* Start GIVEN RECORDS *
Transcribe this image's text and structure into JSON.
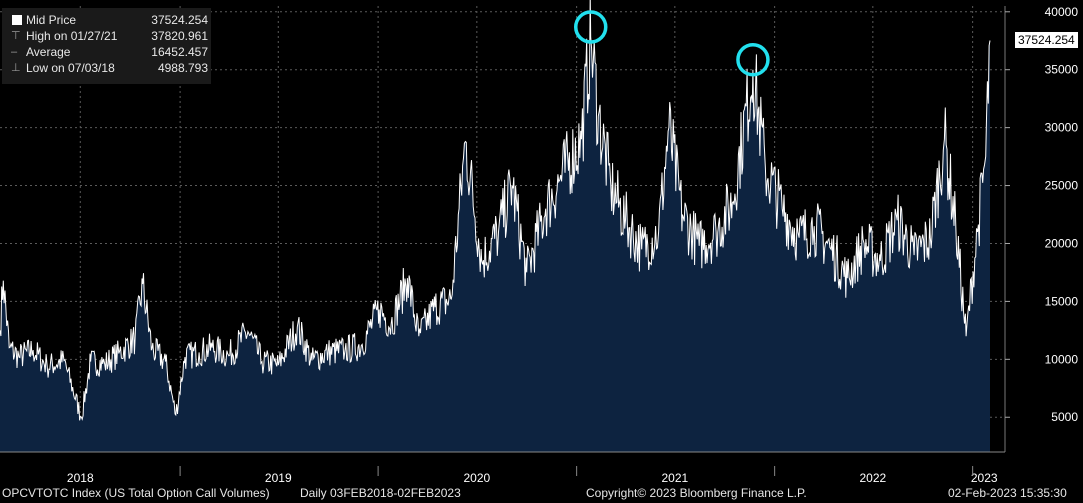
{
  "legend": {
    "rows": [
      {
        "label": "Mid Price",
        "value": "37524.254"
      },
      {
        "label": "High on 01/27/21",
        "value": "37820.961"
      },
      {
        "label": "Average",
        "value": "16452.457"
      },
      {
        "label": "Low on 07/03/18",
        "value": "4988.793"
      }
    ]
  },
  "last_value_label": "37524.254",
  "footer": {
    "ticker": "OPCVTOTC Index (US Total Option Call Volumes)",
    "range": "Daily 03FEB2018-02FEB2023",
    "copyright": "Copyright© 2023 Bloomberg Finance L.P.",
    "timestamp": "02-Feb-2023 15:35:30"
  },
  "colors": {
    "fill": "#0d2340",
    "line": "#ffffff",
    "grid": "#5a5a5a",
    "highlight_circle": "#22e0ee",
    "background": "#000000"
  },
  "chart_data": {
    "type": "area",
    "xlabel": "",
    "ylabel": "",
    "ylim": [
      2000,
      40500
    ],
    "y_ticks": [
      5000,
      10000,
      15000,
      20000,
      25000,
      30000,
      35000,
      40000
    ],
    "y_tick_labels": [
      "5000",
      "10000",
      "15000",
      "20000",
      "25000",
      "30000",
      "35000",
      "40000"
    ],
    "x_range": [
      "2018-02-03",
      "2023-02-02"
    ],
    "x_tick_labels": [
      "2018",
      "2019",
      "2020",
      "2021",
      "2022",
      "2023"
    ],
    "grid": true,
    "highlights": [
      "2021-01-27",
      "2021-11-22"
    ],
    "series": [
      {
        "name": "Mid Price",
        "points": [
          [
            "2018-02-03",
            12500
          ],
          [
            "2018-02-09",
            16800
          ],
          [
            "2018-02-20",
            11000
          ],
          [
            "2018-03-10",
            10200
          ],
          [
            "2018-04-05",
            10800
          ],
          [
            "2018-05-01",
            9400
          ],
          [
            "2018-06-01",
            9900
          ],
          [
            "2018-07-03",
            5000
          ],
          [
            "2018-07-20",
            9800
          ],
          [
            "2018-08-15",
            9600
          ],
          [
            "2018-09-10",
            10500
          ],
          [
            "2018-10-10",
            11800
          ],
          [
            "2018-10-24",
            16500
          ],
          [
            "2018-11-10",
            10900
          ],
          [
            "2018-12-05",
            9800
          ],
          [
            "2018-12-24",
            5200
          ],
          [
            "2019-01-10",
            10200
          ],
          [
            "2019-02-05",
            10600
          ],
          [
            "2019-03-01",
            11000
          ],
          [
            "2019-04-01",
            10300
          ],
          [
            "2019-05-06",
            12400
          ],
          [
            "2019-06-01",
            9800
          ],
          [
            "2019-07-01",
            9500
          ],
          [
            "2019-08-05",
            12800
          ],
          [
            "2019-09-01",
            9900
          ],
          [
            "2019-10-01",
            10600
          ],
          [
            "2019-11-01",
            10800
          ],
          [
            "2019-12-01",
            11200
          ],
          [
            "2020-01-03",
            14300
          ],
          [
            "2020-01-25",
            13000
          ],
          [
            "2020-02-24",
            17000
          ],
          [
            "2020-03-16",
            12000
          ],
          [
            "2020-04-15",
            14500
          ],
          [
            "2020-05-15",
            15200
          ],
          [
            "2020-06-10",
            28800
          ],
          [
            "2020-07-10",
            18500
          ],
          [
            "2020-08-10",
            21000
          ],
          [
            "2020-09-04",
            25000
          ],
          [
            "2020-10-01",
            17500
          ],
          [
            "2020-11-05",
            23000
          ],
          [
            "2020-12-01",
            25500
          ],
          [
            "2021-01-10",
            29000
          ],
          [
            "2021-01-27",
            37820
          ],
          [
            "2021-02-10",
            31000
          ],
          [
            "2021-03-05",
            25000
          ],
          [
            "2021-04-01",
            22000
          ],
          [
            "2021-05-01",
            19500
          ],
          [
            "2021-06-01",
            21000
          ],
          [
            "2021-06-20",
            30000
          ],
          [
            "2021-07-15",
            22500
          ],
          [
            "2021-08-15",
            19800
          ],
          [
            "2021-09-15",
            21000
          ],
          [
            "2021-10-15",
            23500
          ],
          [
            "2021-11-22",
            35000
          ],
          [
            "2021-12-15",
            26500
          ],
          [
            "2022-01-15",
            23000
          ],
          [
            "2022-02-15",
            20500
          ],
          [
            "2022-03-15",
            21500
          ],
          [
            "2022-04-15",
            19500
          ],
          [
            "2022-05-15",
            17000
          ],
          [
            "2022-06-15",
            20000
          ],
          [
            "2022-07-15",
            18500
          ],
          [
            "2022-08-15",
            22000
          ],
          [
            "2022-09-15",
            19000
          ],
          [
            "2022-10-15",
            20500
          ],
          [
            "2022-11-10",
            29000
          ],
          [
            "2022-12-01",
            21500
          ],
          [
            "2022-12-20",
            12000
          ],
          [
            "2023-01-10",
            21000
          ],
          [
            "2023-01-25",
            27500
          ],
          [
            "2023-02-02",
            37524
          ]
        ]
      }
    ]
  }
}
* End GIVEN RECORDS *
### [THE TASK]
Quote the material exactly. Pictures stay out.

### [SOLUTION FOR THIS PROBLEM]
Transcribe this image's text and structure into JSON.
{
  "legend": {
    "rows": [
      {
        "label": "Mid Price",
        "value": "37524.254"
      },
      {
        "label": "High on 01/27/21",
        "value": "37820.961"
      },
      {
        "label": "Average",
        "value": "16452.457"
      },
      {
        "label": "Low on 07/03/18",
        "value": "4988.793"
      }
    ]
  },
  "last_value_label": "37524.254",
  "footer": {
    "ticker": "OPCVTOTC Index (US Total Option Call Volumes)",
    "range": "Daily 03FEB2018-02FEB2023",
    "copyright": "Copyright© 2023 Bloomberg Finance L.P.",
    "timestamp": "02-Feb-2023 15:35:30"
  },
  "colors": {
    "fill": "#0d2340",
    "line": "#ffffff",
    "grid": "#5a5a5a",
    "highlight_circle": "#22e0ee",
    "background": "#000000"
  },
  "chart_data": {
    "type": "area",
    "xlabel": "",
    "ylabel": "",
    "ylim": [
      2000,
      40500
    ],
    "y_ticks": [
      5000,
      10000,
      15000,
      20000,
      25000,
      30000,
      35000,
      40000
    ],
    "y_tick_labels": [
      "5000",
      "10000",
      "15000",
      "20000",
      "25000",
      "30000",
      "35000",
      "40000"
    ],
    "x_range": [
      "2018-02-03",
      "2023-02-02"
    ],
    "x_tick_labels": [
      "2018",
      "2019",
      "2020",
      "2021",
      "2022",
      "2023"
    ],
    "grid": true,
    "highlights": [
      "2021-01-27",
      "2021-11-22"
    ],
    "series": [
      {
        "name": "Mid Price",
        "points": [
          [
            "2018-02-03",
            12500
          ],
          [
            "2018-02-09",
            16800
          ],
          [
            "2018-02-20",
            11000
          ],
          [
            "2018-03-10",
            10200
          ],
          [
            "2018-04-05",
            10800
          ],
          [
            "2018-05-01",
            9400
          ],
          [
            "2018-06-01",
            9900
          ],
          [
            "2018-07-03",
            5000
          ],
          [
            "2018-07-20",
            9800
          ],
          [
            "2018-08-15",
            9600
          ],
          [
            "2018-09-10",
            10500
          ],
          [
            "2018-10-10",
            11800
          ],
          [
            "2018-10-24",
            16500
          ],
          [
            "2018-11-10",
            10900
          ],
          [
            "2018-12-05",
            9800
          ],
          [
            "2018-12-24",
            5200
          ],
          [
            "2019-01-10",
            10200
          ],
          [
            "2019-02-05",
            10600
          ],
          [
            "2019-03-01",
            11000
          ],
          [
            "2019-04-01",
            10300
          ],
          [
            "2019-05-06",
            12400
          ],
          [
            "2019-06-01",
            9800
          ],
          [
            "2019-07-01",
            9500
          ],
          [
            "2019-08-05",
            12800
          ],
          [
            "2019-09-01",
            9900
          ],
          [
            "2019-10-01",
            10600
          ],
          [
            "2019-11-01",
            10800
          ],
          [
            "2019-12-01",
            11200
          ],
          [
            "2020-01-03",
            14300
          ],
          [
            "2020-01-25",
            13000
          ],
          [
            "2020-02-24",
            17000
          ],
          [
            "2020-03-16",
            12000
          ],
          [
            "2020-04-15",
            14500
          ],
          [
            "2020-05-15",
            15200
          ],
          [
            "2020-06-10",
            28800
          ],
          [
            "2020-07-10",
            18500
          ],
          [
            "2020-08-10",
            21000
          ],
          [
            "2020-09-04",
            25000
          ],
          [
            "2020-10-01",
            17500
          ],
          [
            "2020-11-05",
            23000
          ],
          [
            "2020-12-01",
            25500
          ],
          [
            "2021-01-10",
            29000
          ],
          [
            "2021-01-27",
            37820
          ],
          [
            "2021-02-10",
            31000
          ],
          [
            "2021-03-05",
            25000
          ],
          [
            "2021-04-01",
            22000
          ],
          [
            "2021-05-01",
            19500
          ],
          [
            "2021-06-01",
            21000
          ],
          [
            "2021-06-20",
            30000
          ],
          [
            "2021-07-15",
            22500
          ],
          [
            "2021-08-15",
            19800
          ],
          [
            "2021-09-15",
            21000
          ],
          [
            "2021-10-15",
            23500
          ],
          [
            "2021-11-22",
            35000
          ],
          [
            "2021-12-15",
            26500
          ],
          [
            "2022-01-15",
            23000
          ],
          [
            "2022-02-15",
            20500
          ],
          [
            "2022-03-15",
            21500
          ],
          [
            "2022-04-15",
            19500
          ],
          [
            "2022-05-15",
            17000
          ],
          [
            "2022-06-15",
            20000
          ],
          [
            "2022-07-15",
            18500
          ],
          [
            "2022-08-15",
            22000
          ],
          [
            "2022-09-15",
            19000
          ],
          [
            "2022-10-15",
            20500
          ],
          [
            "2022-11-10",
            29000
          ],
          [
            "2022-12-01",
            21500
          ],
          [
            "2022-12-20",
            12000
          ],
          [
            "2023-01-10",
            21000
          ],
          [
            "2023-01-25",
            27500
          ],
          [
            "2023-02-02",
            37524
          ]
        ]
      }
    ]
  }
}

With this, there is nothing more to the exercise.